● **给定指令**
请重写从记录开头到含有“cpu-label: CPU bbox=[818, 1710, 863, 1735]”的那一行，把其中的“gauge-tick-label”换成“dial-tick-label”，其余内容保持不变。

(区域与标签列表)
***

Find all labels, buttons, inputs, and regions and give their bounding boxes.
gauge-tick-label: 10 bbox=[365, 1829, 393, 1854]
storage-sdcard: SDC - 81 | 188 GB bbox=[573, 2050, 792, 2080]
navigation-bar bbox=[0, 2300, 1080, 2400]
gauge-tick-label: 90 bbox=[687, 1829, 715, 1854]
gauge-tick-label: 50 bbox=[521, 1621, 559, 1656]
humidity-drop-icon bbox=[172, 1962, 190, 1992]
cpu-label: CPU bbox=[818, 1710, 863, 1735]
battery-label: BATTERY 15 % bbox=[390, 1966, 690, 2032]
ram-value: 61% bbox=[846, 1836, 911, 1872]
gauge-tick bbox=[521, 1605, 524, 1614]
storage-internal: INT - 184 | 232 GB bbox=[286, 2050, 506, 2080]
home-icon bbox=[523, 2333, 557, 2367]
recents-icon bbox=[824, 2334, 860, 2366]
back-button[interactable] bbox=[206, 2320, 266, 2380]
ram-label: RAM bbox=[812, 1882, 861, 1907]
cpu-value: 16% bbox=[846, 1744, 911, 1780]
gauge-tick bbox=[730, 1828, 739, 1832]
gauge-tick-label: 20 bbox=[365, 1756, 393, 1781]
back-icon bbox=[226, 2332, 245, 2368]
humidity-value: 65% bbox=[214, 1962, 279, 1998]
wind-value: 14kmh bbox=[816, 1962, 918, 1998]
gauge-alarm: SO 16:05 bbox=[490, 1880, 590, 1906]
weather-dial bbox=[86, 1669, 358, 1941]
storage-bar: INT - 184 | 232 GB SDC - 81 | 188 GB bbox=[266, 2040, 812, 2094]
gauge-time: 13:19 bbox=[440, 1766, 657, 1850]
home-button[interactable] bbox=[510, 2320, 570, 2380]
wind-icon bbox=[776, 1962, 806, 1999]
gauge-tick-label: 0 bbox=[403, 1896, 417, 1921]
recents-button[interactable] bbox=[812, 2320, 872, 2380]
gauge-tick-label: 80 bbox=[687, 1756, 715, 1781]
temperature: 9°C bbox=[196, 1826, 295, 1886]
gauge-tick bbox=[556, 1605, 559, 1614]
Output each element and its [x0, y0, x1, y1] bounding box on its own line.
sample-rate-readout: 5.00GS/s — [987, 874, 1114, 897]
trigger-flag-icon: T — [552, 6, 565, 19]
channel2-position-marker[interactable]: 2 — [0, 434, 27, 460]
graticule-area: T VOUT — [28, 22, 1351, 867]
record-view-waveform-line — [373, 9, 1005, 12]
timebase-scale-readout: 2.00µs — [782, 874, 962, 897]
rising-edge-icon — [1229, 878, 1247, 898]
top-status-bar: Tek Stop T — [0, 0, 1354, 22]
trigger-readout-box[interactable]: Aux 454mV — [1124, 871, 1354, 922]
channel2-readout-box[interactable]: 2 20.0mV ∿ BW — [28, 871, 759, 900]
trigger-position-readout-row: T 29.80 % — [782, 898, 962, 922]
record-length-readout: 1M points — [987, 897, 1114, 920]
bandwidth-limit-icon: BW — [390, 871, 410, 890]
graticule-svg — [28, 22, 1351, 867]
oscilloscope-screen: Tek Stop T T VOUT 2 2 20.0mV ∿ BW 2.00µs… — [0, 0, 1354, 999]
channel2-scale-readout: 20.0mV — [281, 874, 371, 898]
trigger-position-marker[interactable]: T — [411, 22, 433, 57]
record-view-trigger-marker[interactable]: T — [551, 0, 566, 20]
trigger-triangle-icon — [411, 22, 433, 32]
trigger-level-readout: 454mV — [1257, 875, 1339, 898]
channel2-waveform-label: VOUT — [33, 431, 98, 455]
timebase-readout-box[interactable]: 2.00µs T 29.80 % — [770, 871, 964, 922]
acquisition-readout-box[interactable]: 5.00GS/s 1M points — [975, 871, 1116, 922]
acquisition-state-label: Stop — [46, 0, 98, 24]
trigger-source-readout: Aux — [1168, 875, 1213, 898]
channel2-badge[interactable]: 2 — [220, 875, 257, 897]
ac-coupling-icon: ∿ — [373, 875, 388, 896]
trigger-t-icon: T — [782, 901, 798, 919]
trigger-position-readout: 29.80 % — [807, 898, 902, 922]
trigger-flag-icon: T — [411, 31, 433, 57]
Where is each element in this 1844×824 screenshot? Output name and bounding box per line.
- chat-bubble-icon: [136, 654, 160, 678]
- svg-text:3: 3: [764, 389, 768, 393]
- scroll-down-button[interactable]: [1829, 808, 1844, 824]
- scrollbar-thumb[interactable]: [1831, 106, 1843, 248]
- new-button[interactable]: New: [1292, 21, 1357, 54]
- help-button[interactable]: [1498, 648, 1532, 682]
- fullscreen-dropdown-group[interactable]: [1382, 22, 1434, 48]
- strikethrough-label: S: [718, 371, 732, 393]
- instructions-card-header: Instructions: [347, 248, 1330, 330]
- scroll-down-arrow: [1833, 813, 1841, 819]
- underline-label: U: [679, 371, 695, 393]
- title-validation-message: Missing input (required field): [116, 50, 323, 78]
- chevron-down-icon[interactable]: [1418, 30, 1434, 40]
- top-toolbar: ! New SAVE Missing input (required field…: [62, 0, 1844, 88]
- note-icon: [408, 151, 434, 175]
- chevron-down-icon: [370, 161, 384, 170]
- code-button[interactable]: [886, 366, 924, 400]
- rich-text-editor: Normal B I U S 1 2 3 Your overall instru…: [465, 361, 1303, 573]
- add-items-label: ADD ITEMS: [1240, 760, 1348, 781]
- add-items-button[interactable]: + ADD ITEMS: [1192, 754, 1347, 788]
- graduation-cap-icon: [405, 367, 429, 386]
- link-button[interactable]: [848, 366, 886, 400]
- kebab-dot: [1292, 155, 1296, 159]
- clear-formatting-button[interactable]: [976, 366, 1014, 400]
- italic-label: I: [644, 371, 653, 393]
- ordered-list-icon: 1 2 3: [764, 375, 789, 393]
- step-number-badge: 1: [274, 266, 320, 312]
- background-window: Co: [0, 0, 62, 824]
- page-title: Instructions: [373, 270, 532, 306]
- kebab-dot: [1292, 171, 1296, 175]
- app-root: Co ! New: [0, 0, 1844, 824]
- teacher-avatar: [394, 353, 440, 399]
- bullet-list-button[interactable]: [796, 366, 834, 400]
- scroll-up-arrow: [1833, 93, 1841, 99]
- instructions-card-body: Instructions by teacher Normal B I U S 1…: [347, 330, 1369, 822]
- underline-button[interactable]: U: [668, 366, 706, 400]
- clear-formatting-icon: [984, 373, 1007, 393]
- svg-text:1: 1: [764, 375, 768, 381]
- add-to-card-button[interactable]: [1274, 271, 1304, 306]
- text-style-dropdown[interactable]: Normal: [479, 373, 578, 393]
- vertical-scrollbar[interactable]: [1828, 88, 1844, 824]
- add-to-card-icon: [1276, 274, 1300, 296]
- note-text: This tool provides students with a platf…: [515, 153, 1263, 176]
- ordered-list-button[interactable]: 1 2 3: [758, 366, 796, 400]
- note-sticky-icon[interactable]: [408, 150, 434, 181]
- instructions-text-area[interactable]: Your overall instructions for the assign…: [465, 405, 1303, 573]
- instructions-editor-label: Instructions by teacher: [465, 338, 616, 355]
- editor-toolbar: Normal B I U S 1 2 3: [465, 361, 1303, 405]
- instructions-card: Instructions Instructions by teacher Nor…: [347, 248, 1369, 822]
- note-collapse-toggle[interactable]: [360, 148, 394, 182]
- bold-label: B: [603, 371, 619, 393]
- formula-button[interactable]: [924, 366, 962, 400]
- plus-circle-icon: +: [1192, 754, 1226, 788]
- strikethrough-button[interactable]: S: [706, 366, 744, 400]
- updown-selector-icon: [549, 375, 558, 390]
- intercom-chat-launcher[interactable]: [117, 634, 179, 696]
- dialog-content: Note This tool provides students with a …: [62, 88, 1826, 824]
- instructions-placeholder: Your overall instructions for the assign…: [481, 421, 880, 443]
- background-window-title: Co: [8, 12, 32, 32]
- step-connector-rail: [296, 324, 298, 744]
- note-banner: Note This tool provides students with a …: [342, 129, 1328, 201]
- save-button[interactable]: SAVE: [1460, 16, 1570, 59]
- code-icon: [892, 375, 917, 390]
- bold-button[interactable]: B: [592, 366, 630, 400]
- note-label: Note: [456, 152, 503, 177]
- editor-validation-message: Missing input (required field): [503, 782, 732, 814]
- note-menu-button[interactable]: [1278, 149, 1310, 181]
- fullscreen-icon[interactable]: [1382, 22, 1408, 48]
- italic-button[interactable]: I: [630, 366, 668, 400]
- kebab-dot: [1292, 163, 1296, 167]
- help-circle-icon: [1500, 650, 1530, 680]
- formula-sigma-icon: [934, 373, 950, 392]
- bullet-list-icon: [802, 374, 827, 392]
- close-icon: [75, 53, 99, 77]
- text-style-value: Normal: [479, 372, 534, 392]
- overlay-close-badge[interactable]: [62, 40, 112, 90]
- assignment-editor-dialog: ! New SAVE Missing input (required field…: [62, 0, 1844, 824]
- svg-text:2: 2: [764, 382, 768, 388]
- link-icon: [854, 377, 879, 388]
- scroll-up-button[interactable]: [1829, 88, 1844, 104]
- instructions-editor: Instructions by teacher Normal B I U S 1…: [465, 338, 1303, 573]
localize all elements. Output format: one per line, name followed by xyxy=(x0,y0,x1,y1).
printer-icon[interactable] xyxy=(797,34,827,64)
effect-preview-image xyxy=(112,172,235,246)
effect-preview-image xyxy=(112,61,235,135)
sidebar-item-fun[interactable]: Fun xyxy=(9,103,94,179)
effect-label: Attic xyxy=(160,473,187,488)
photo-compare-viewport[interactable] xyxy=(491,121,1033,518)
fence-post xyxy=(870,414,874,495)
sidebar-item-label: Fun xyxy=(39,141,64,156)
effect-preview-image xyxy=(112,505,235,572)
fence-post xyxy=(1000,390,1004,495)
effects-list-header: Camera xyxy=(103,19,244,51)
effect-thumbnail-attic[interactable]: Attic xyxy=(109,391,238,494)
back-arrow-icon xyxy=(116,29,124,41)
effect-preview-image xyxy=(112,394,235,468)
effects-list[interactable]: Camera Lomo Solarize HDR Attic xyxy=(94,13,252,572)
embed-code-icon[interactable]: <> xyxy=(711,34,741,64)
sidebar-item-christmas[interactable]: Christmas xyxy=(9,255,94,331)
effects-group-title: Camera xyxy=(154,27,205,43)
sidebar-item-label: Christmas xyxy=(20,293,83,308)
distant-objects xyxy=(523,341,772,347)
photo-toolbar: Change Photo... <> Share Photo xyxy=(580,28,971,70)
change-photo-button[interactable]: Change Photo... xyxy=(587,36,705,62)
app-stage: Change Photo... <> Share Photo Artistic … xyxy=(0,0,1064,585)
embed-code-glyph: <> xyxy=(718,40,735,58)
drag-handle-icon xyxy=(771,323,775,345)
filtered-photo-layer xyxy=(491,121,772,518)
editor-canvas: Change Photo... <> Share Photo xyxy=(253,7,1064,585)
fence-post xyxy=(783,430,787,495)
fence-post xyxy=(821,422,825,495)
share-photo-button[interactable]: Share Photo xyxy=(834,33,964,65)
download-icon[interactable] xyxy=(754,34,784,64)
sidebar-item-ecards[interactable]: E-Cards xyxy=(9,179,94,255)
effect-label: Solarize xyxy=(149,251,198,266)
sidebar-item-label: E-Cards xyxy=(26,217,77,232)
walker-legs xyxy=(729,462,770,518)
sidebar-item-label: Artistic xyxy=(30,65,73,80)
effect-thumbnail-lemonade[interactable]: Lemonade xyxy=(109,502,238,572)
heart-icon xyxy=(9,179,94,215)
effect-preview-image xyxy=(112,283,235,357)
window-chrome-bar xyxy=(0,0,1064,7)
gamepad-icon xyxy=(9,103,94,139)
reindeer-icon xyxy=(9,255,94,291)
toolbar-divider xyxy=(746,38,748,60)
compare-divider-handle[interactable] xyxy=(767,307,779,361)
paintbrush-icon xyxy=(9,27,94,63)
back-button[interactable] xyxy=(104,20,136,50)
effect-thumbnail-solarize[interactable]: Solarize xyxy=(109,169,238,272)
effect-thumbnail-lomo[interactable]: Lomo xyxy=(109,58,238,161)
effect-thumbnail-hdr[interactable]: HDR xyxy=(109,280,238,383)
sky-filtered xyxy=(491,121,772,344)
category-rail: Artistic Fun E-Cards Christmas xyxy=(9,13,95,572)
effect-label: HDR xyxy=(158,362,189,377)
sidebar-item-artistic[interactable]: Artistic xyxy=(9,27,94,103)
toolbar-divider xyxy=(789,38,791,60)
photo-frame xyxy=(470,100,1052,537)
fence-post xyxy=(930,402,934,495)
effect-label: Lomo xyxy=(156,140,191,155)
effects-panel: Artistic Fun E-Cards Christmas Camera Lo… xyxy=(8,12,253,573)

***

● **书面回答**
Find all labels, buttons, inputs, and regions and give their bounding boxes.
dial-tick-label: 10 bbox=[365, 1829, 393, 1854]
storage-sdcard: SDC - 81 | 188 GB bbox=[573, 2050, 792, 2080]
navigation-bar bbox=[0, 2300, 1080, 2400]
dial-tick-label: 90 bbox=[687, 1829, 715, 1854]
dial-tick-label: 50 bbox=[521, 1621, 559, 1656]
humidity-drop-icon bbox=[172, 1962, 190, 1992]
cpu-label: CPU bbox=[818, 1710, 863, 1735]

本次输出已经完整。